Job
Repeat, word for word, the line with "Reverse-engineer this chart into JSON." and each one after it to the end. No picture goes into the copy.

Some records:
>>>>>
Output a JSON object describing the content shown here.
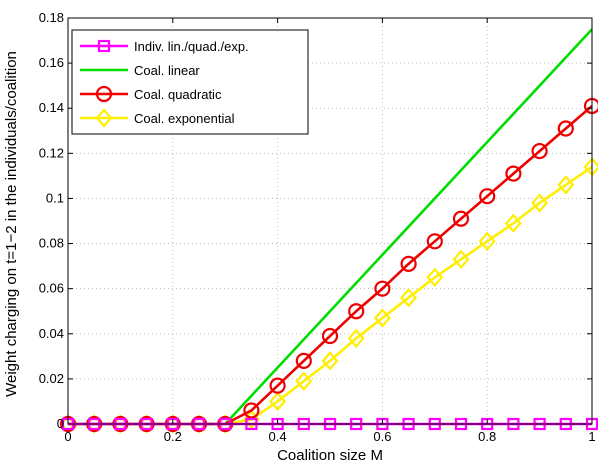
{
  "chart_data": {
    "type": "line",
    "xlabel": "Coalition size M",
    "ylabel": "Weight charging on t=1−2 in the individuals/coalition",
    "xlim": [
      0,
      1
    ],
    "ylim": [
      0,
      0.18
    ],
    "xticks": [
      0,
      0.2,
      0.4,
      0.6,
      0.8,
      1
    ],
    "xtick_labels": [
      "0",
      "0.2",
      "0.4",
      "0.6",
      "0.8",
      "1"
    ],
    "yticks": [
      0.02,
      0.04,
      0.06,
      0.08,
      0.1,
      0.12,
      0.14,
      0.16,
      0.18
    ],
    "ytick_labels": [
      "0.02",
      "0.04",
      "0.06",
      "0.08",
      "0.1",
      "0.12",
      "0.14",
      "0.16",
      "0.18"
    ],
    "y_zero_label": "0",
    "grid": true,
    "legend_position": "top-left",
    "series": [
      {
        "name": "Indiv. lin./quad./exp.",
        "color": "#ff00ff",
        "marker": "square",
        "x": [
          0,
          0.05,
          0.1,
          0.15,
          0.2,
          0.25,
          0.3,
          0.35,
          0.4,
          0.45,
          0.5,
          0.55,
          0.6,
          0.65,
          0.7,
          0.75,
          0.8,
          0.85,
          0.9,
          0.95,
          1
        ],
        "y": [
          0,
          0,
          0,
          0,
          0,
          0,
          0,
          0,
          0,
          0,
          0,
          0,
          0,
          0,
          0,
          0,
          0,
          0,
          0,
          0,
          0
        ]
      },
      {
        "name": "Coal. linear",
        "color": "#00dd00",
        "marker": "none",
        "x": [
          0,
          0.3,
          1
        ],
        "y": [
          0,
          0,
          0.175
        ]
      },
      {
        "name": "Coal. quadratic",
        "color": "#ee0000",
        "marker": "circle",
        "x": [
          0,
          0.05,
          0.1,
          0.15,
          0.2,
          0.25,
          0.3,
          0.35,
          0.4,
          0.45,
          0.5,
          0.55,
          0.6,
          0.65,
          0.7,
          0.75,
          0.8,
          0.85,
          0.9,
          0.95,
          1
        ],
        "y": [
          0,
          0,
          0,
          0,
          0,
          0,
          0,
          0.006,
          0.017,
          0.028,
          0.039,
          0.05,
          0.06,
          0.071,
          0.081,
          0.091,
          0.101,
          0.111,
          0.121,
          0.131,
          0.141
        ]
      },
      {
        "name": "Coal. exponential",
        "color": "#ffee00",
        "marker": "diamond",
        "x": [
          0,
          0.05,
          0.1,
          0.15,
          0.2,
          0.25,
          0.3,
          0.35,
          0.4,
          0.45,
          0.5,
          0.55,
          0.6,
          0.65,
          0.7,
          0.75,
          0.8,
          0.85,
          0.9,
          0.95,
          1
        ],
        "y": [
          0,
          0,
          0,
          0,
          0,
          0,
          0,
          0.002,
          0.01,
          0.019,
          0.028,
          0.038,
          0.047,
          0.056,
          0.065,
          0.073,
          0.081,
          0.089,
          0.098,
          0.106,
          0.114
        ]
      }
    ]
  }
}
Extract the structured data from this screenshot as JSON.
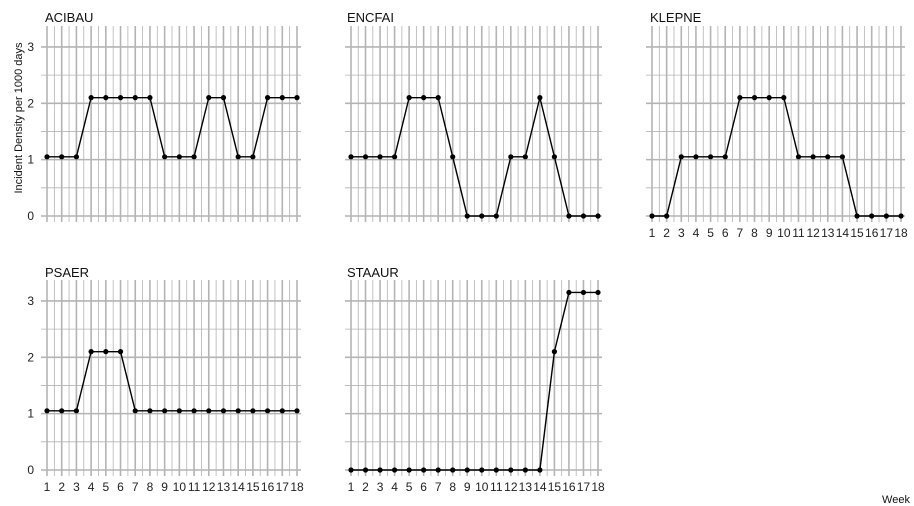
{
  "chart_data": [
    {
      "type": "line",
      "title": "ACIBAU",
      "x": [
        1,
        2,
        3,
        4,
        5,
        6,
        7,
        8,
        9,
        10,
        11,
        12,
        13,
        14,
        15,
        16,
        17,
        18
      ],
      "values": [
        1.05,
        1.05,
        1.05,
        2.1,
        2.1,
        2.1,
        2.1,
        2.1,
        1.05,
        1.05,
        1.05,
        2.1,
        2.1,
        1.05,
        1.05,
        2.1,
        2.1,
        2.1
      ],
      "ylim": [
        0,
        3.3
      ],
      "yticks": [
        0,
        1,
        2,
        3
      ],
      "show_x_ticks": false
    },
    {
      "type": "line",
      "title": "ENCFAI",
      "x": [
        1,
        2,
        3,
        4,
        5,
        6,
        7,
        8,
        9,
        10,
        11,
        12,
        13,
        14,
        15,
        16,
        17,
        18
      ],
      "values": [
        1.05,
        1.05,
        1.05,
        1.05,
        2.1,
        2.1,
        2.1,
        1.05,
        0,
        0,
        0,
        1.05,
        1.05,
        2.1,
        1.05,
        0,
        0,
        0
      ],
      "ylim": [
        0,
        3.3
      ],
      "show_x_ticks": false
    },
    {
      "type": "line",
      "title": "KLEPNE",
      "x": [
        1,
        2,
        3,
        4,
        5,
        6,
        7,
        8,
        9,
        10,
        11,
        12,
        13,
        14,
        15,
        16,
        17,
        18
      ],
      "values": [
        0,
        0,
        1.05,
        1.05,
        1.05,
        1.05,
        2.1,
        2.1,
        2.1,
        2.1,
        1.05,
        1.05,
        1.05,
        1.05,
        0,
        0,
        0,
        0
      ],
      "ylim": [
        0,
        3.3
      ],
      "show_x_ticks": true
    },
    {
      "type": "line",
      "title": "PSAER",
      "x": [
        1,
        2,
        3,
        4,
        5,
        6,
        7,
        8,
        9,
        10,
        11,
        12,
        13,
        14,
        15,
        16,
        17,
        18
      ],
      "values": [
        1.05,
        1.05,
        1.05,
        2.1,
        2.1,
        2.1,
        1.05,
        1.05,
        1.05,
        1.05,
        1.05,
        1.05,
        1.05,
        1.05,
        1.05,
        1.05,
        1.05,
        1.05
      ],
      "ylim": [
        0,
        3.3
      ],
      "yticks": [
        0,
        1,
        2,
        3
      ],
      "show_x_ticks": true
    },
    {
      "type": "line",
      "title": "STAAUR",
      "x": [
        1,
        2,
        3,
        4,
        5,
        6,
        7,
        8,
        9,
        10,
        11,
        12,
        13,
        14,
        15,
        16,
        17,
        18
      ],
      "values": [
        0,
        0,
        0,
        0,
        0,
        0,
        0,
        0,
        0,
        0,
        0,
        0,
        0,
        0,
        2.1,
        3.15,
        3.15,
        3.15
      ],
      "ylim": [
        0,
        3.3
      ],
      "show_x_ticks": true
    }
  ],
  "xticks": [
    "1",
    "2",
    "3",
    "4",
    "5",
    "6",
    "7",
    "8",
    "9",
    "10",
    "11",
    "12",
    "13",
    "14",
    "15",
    "16",
    "17",
    "18"
  ],
  "ylabel": "Incident Density per 1000 days",
  "xlabel": "Week",
  "colors": {
    "line": "#000000",
    "grid": "#b4b4b4",
    "background": "#ffffff"
  },
  "grid": true
}
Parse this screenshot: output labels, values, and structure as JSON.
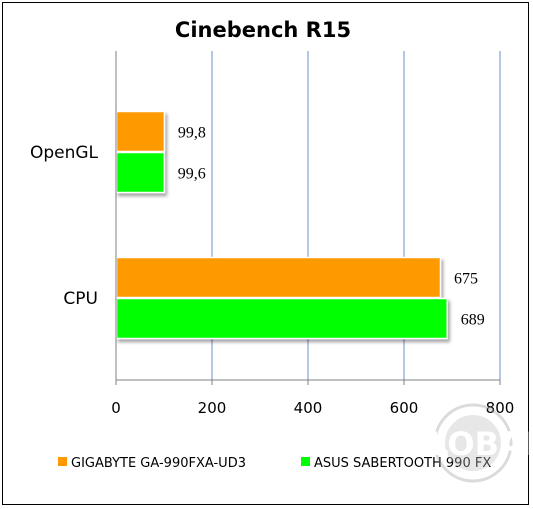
{
  "chart_data": {
    "type": "bar",
    "orientation": "horizontal",
    "title": "Cinebench R15",
    "categories": [
      "OpenGL",
      "CPU"
    ],
    "series": [
      {
        "name": "GIGABYTE GA-990FXA-UD3",
        "color": "#ff9900",
        "values": [
          99.8,
          675
        ],
        "labels": [
          "99,8",
          "675"
        ]
      },
      {
        "name": "ASUS SABERTOOTH 990 FX",
        "color": "#00ff00",
        "values": [
          99.6,
          689
        ],
        "labels": [
          "99,6",
          "689"
        ]
      }
    ],
    "xlim": [
      0,
      800
    ],
    "xticks": [
      0,
      200,
      400,
      600,
      800
    ],
    "xtick_labels": [
      "0",
      "200",
      "400",
      "600",
      "800"
    ],
    "xlabel": "",
    "ylabel": "",
    "grid": "vertical",
    "grid_color": "#8fa8d8",
    "legend_position": "bottom"
  },
  "watermark": {
    "text": "GLOBAL"
  }
}
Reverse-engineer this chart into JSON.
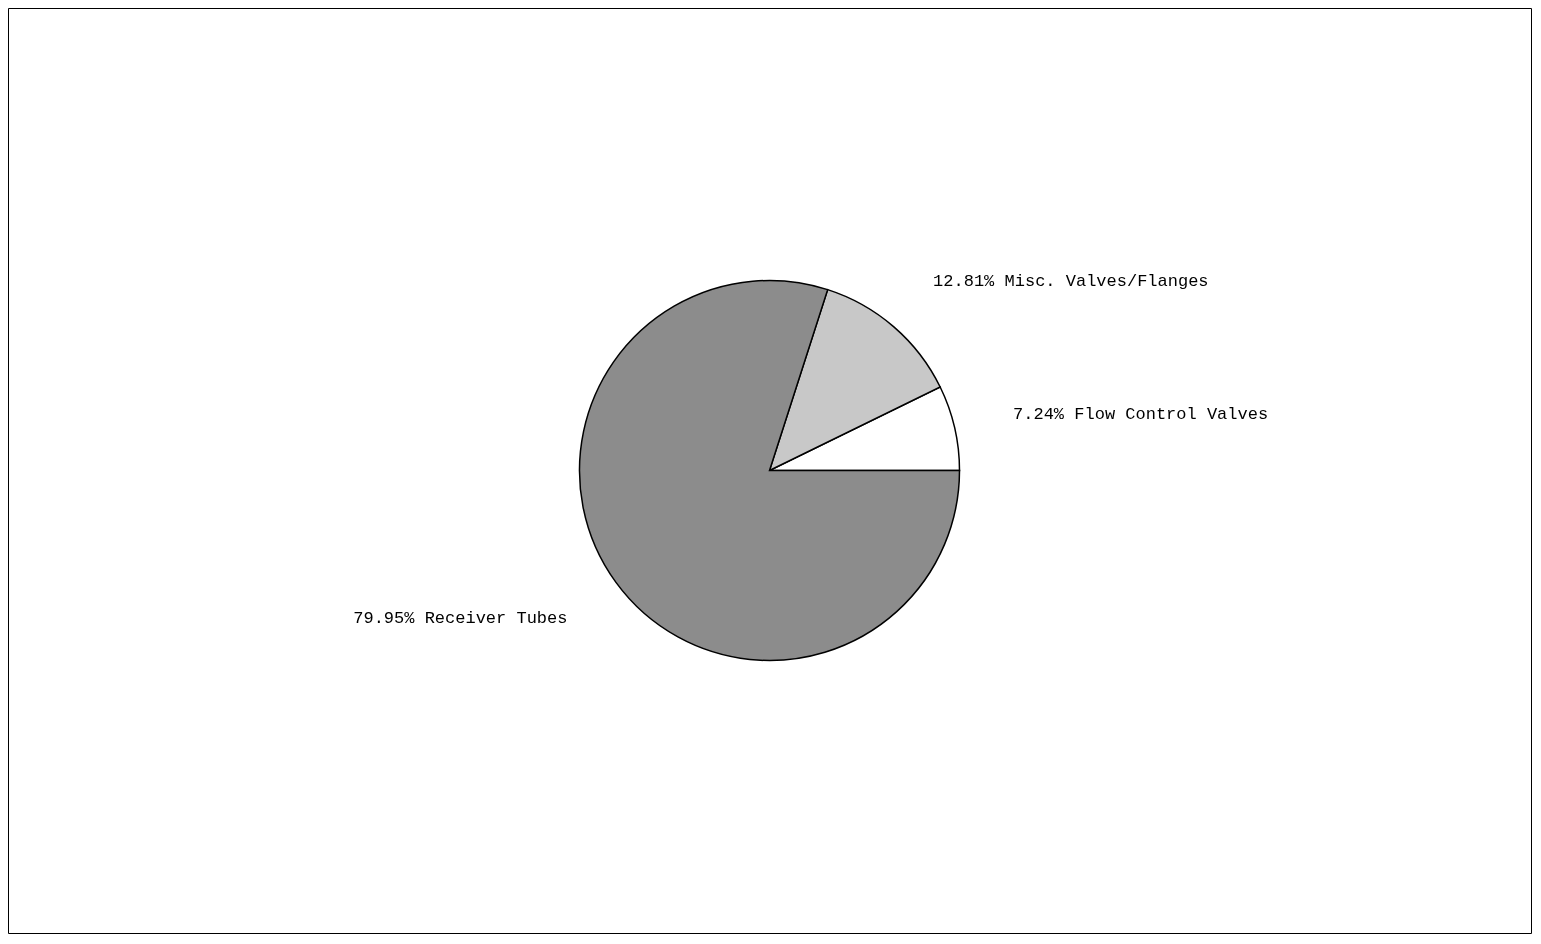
{
  "chart_data": {
    "type": "pie",
    "categories": [
      "7.24% Flow Control Valves",
      "12.81% Misc. Valves/Flanges",
      "79.95% Receiver Tubes"
    ],
    "values": [
      7.24,
      12.81,
      79.95
    ],
    "colors": [
      "#ffffff",
      "#c8c8c8",
      "#8c8c8c"
    ]
  }
}
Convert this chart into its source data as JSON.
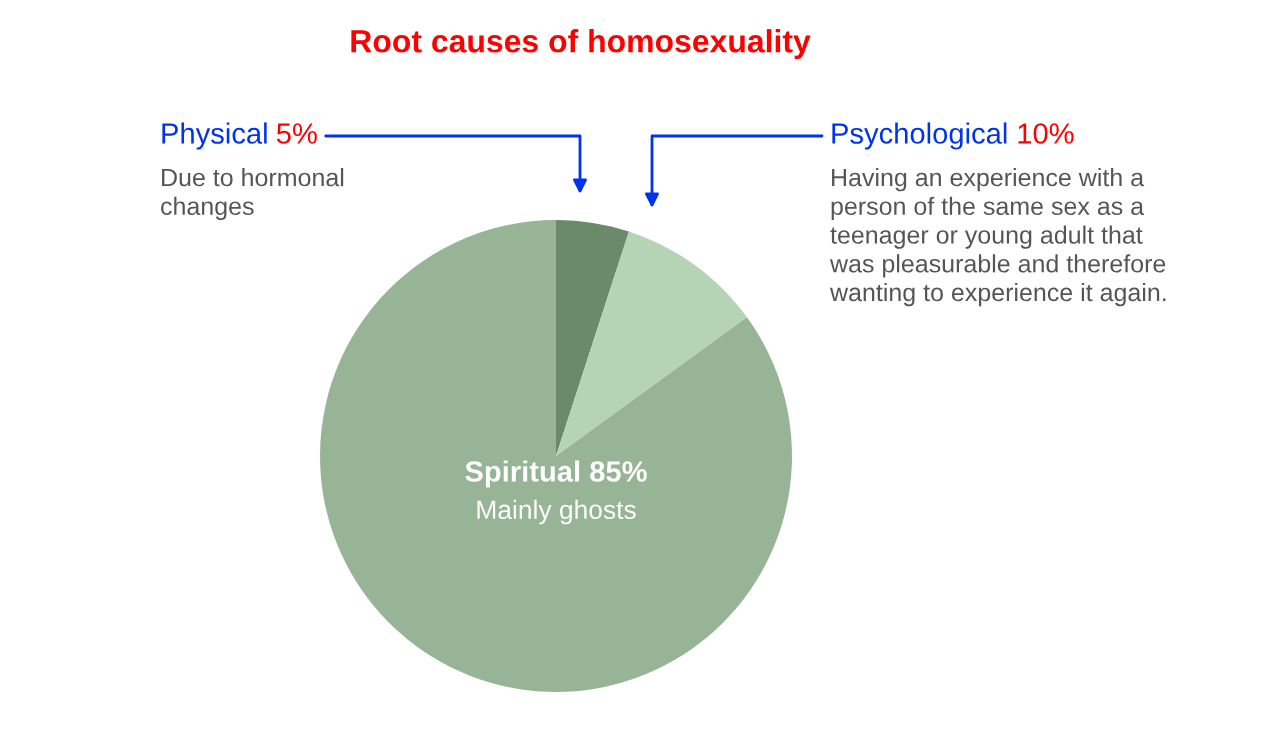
{
  "chart_data": {
    "type": "pie",
    "title": "Root causes of homosexuality",
    "categories": [
      "Physical",
      "Psychological",
      "Spiritual"
    ],
    "values": [
      5,
      10,
      85
    ],
    "value_labels": [
      "5%",
      "10%",
      "85%"
    ],
    "colors": [
      "#6b8a6b",
      "#b5d3b5",
      "#97b497"
    ],
    "annotations": [
      "Due to hormonal\nchanges",
      "Having an experience with a\nperson of the same sex as a\nteenager or young adult that\nwas pleasurable and therefore\nwanting to experience it again.",
      "Mainly ghosts"
    ]
  }
}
<<<<<
Solution
Reverse-engineer this chart into JSON.
{
  "chart_data": {
    "type": "pie",
    "categories": [
      "7.24% Flow Control Valves",
      "12.81% Misc. Valves/Flanges",
      "79.95% Receiver Tubes"
    ],
    "values": [
      7.24,
      12.81,
      79.95
    ],
    "colors": [
      "#ffffff",
      "#c8c8c8",
      "#8c8c8c"
    ]
  }
}
Convert this chart into its source data as JSON.
{
  "chart_data": {
    "type": "pie",
    "title": "Root causes of homosexuality",
    "categories": [
      "Physical",
      "Psychological",
      "Spiritual"
    ],
    "values": [
      5,
      10,
      85
    ],
    "value_labels": [
      "5%",
      "10%",
      "85%"
    ],
    "colors": [
      "#6b8a6b",
      "#b5d3b5",
      "#97b497"
    ],
    "annotations": [
      "Due to hormonal\nchanges",
      "Having an experience with a\nperson of the same sex as a\nteenager or young adult that\nwas pleasurable and therefore\nwanting to experience it again.",
      "Mainly ghosts"
    ]
  }
}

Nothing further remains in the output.